**Stated exercise:**
Count how many lines contain "text" and reply with that number only.

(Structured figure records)
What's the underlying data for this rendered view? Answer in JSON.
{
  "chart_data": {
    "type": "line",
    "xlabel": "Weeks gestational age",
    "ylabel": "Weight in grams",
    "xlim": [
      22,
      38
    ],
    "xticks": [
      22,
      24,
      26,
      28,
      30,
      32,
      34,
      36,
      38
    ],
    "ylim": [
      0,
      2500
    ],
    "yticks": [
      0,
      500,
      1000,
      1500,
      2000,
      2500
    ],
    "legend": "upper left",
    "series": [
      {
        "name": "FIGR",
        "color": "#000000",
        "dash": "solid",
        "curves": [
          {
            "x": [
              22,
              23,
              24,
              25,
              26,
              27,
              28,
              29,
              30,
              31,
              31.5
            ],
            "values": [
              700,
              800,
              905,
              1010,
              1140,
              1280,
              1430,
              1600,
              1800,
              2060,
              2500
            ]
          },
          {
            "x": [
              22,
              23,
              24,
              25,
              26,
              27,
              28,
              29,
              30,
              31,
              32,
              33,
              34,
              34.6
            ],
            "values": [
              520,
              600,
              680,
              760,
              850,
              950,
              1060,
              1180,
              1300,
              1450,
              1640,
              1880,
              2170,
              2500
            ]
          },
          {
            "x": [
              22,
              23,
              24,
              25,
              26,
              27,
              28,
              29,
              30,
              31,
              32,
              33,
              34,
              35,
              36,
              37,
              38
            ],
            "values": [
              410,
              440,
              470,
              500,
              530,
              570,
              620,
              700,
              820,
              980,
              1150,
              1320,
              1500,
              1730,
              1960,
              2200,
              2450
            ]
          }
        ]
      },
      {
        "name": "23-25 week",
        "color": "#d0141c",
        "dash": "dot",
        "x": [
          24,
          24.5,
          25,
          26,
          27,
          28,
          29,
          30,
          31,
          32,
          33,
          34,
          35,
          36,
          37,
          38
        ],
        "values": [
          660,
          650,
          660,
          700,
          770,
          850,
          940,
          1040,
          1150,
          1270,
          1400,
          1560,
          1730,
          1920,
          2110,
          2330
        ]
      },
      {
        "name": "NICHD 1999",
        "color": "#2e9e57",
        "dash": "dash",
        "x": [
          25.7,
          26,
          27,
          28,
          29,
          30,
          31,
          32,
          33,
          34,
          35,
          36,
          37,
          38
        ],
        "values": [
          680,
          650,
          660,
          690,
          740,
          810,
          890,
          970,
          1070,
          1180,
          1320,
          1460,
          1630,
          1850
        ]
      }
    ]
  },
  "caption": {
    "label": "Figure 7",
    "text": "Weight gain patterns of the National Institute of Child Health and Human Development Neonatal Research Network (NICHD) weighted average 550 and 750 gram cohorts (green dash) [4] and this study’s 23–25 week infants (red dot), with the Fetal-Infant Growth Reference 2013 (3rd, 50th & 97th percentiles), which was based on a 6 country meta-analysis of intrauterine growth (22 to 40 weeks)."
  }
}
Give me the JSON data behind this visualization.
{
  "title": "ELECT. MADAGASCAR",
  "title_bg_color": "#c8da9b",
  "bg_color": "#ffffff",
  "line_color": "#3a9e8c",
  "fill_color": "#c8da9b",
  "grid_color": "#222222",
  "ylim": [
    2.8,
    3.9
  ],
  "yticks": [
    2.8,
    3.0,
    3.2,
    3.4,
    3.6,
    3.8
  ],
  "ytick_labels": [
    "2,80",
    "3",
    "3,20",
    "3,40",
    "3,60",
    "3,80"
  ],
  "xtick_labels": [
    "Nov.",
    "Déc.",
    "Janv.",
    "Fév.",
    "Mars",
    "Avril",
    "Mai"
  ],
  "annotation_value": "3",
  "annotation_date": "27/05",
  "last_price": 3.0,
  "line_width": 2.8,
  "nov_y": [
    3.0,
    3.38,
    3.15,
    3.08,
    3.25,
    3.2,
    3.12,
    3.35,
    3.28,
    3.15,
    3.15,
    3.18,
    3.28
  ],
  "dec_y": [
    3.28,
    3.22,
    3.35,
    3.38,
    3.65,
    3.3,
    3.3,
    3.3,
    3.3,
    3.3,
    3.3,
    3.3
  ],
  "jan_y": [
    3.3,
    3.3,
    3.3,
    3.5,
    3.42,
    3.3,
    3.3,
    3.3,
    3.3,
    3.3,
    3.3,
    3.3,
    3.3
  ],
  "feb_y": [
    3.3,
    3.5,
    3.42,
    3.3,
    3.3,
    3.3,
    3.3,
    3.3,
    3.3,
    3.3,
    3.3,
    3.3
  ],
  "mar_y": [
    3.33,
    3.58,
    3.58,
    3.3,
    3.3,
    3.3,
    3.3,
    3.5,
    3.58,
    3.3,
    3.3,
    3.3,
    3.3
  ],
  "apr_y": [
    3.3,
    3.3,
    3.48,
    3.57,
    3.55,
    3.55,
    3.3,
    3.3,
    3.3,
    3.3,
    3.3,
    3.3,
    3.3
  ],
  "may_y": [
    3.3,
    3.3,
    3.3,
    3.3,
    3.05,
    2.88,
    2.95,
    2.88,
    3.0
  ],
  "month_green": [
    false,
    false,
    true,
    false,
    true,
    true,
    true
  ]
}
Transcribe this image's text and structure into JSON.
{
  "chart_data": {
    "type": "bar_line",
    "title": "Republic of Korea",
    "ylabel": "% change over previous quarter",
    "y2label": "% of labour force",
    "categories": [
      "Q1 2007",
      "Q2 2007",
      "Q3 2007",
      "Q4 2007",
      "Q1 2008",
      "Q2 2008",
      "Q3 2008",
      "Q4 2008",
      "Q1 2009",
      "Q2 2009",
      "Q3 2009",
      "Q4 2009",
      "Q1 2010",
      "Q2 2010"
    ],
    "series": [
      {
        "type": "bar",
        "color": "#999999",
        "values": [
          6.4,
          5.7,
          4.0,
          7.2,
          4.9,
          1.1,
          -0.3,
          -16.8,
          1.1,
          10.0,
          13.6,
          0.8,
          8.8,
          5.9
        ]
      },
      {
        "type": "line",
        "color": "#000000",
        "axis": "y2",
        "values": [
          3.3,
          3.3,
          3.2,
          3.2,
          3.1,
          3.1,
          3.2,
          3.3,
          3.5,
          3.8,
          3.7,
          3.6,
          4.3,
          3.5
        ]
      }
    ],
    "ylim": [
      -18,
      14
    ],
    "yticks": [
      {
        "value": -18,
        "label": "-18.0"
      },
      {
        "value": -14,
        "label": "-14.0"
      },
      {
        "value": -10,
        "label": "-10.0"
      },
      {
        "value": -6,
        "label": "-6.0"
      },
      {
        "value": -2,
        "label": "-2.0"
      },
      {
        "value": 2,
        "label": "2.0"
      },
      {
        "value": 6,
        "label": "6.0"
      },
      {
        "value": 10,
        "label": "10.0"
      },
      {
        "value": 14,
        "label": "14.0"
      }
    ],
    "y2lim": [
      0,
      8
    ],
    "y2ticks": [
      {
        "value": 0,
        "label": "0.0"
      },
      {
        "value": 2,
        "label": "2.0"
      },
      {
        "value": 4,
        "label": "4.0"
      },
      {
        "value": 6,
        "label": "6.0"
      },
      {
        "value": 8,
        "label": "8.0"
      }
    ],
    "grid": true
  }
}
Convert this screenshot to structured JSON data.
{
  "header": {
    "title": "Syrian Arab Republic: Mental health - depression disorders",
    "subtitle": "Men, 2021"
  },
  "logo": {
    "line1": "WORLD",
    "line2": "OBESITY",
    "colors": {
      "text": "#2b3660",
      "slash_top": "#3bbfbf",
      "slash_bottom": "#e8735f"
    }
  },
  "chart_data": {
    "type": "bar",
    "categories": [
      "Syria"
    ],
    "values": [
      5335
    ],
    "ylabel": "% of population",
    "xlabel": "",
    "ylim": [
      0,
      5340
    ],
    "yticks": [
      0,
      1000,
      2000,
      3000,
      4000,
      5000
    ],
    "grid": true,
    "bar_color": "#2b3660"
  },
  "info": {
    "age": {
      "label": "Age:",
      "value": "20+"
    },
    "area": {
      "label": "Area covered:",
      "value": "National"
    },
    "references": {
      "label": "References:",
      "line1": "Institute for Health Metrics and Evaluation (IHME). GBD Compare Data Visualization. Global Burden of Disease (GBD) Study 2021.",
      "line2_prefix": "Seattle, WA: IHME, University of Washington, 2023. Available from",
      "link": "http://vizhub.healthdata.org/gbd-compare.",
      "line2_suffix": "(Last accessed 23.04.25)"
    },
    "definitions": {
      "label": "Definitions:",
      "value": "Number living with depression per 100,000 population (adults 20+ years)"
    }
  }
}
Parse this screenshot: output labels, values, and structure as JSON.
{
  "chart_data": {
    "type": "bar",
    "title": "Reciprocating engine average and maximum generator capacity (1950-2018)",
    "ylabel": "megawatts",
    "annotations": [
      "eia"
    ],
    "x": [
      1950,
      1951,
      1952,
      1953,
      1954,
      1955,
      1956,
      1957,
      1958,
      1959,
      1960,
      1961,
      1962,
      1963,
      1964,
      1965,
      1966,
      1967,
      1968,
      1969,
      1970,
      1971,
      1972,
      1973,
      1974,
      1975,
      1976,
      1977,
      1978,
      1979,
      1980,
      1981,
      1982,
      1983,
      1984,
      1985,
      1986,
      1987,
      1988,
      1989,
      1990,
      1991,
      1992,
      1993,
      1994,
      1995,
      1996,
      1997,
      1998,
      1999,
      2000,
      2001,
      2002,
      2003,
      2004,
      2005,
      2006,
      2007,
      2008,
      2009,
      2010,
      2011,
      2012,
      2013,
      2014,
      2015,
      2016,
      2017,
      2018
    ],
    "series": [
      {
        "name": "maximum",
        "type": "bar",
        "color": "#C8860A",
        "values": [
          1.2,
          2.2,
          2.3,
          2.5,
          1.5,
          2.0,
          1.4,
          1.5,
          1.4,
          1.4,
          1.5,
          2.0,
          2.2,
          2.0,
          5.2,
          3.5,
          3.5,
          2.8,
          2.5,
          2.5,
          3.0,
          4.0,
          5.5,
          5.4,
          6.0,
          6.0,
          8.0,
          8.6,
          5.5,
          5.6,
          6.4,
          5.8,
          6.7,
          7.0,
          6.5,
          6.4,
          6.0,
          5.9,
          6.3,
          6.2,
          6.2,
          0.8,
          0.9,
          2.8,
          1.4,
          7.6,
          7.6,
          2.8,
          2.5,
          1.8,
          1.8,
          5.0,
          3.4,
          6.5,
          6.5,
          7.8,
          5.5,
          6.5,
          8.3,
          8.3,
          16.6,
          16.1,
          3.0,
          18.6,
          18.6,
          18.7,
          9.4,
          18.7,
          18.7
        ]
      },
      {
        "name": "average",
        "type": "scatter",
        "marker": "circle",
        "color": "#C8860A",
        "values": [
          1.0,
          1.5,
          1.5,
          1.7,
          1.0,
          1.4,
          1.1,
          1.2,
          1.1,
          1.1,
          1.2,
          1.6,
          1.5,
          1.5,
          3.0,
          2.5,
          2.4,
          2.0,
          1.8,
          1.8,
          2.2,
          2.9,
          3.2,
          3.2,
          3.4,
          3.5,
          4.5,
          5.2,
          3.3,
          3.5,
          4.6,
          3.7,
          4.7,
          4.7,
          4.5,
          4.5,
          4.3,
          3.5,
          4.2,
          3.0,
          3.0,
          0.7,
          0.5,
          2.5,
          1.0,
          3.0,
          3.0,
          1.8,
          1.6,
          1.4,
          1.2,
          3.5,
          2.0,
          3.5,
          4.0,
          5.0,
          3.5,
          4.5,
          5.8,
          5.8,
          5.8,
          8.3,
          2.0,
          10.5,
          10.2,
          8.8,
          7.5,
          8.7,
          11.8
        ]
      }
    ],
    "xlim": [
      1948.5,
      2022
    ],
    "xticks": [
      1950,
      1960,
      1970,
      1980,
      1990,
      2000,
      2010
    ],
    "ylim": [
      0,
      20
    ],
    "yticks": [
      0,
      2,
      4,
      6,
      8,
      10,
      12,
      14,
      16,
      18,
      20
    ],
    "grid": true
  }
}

**Correct result:**
3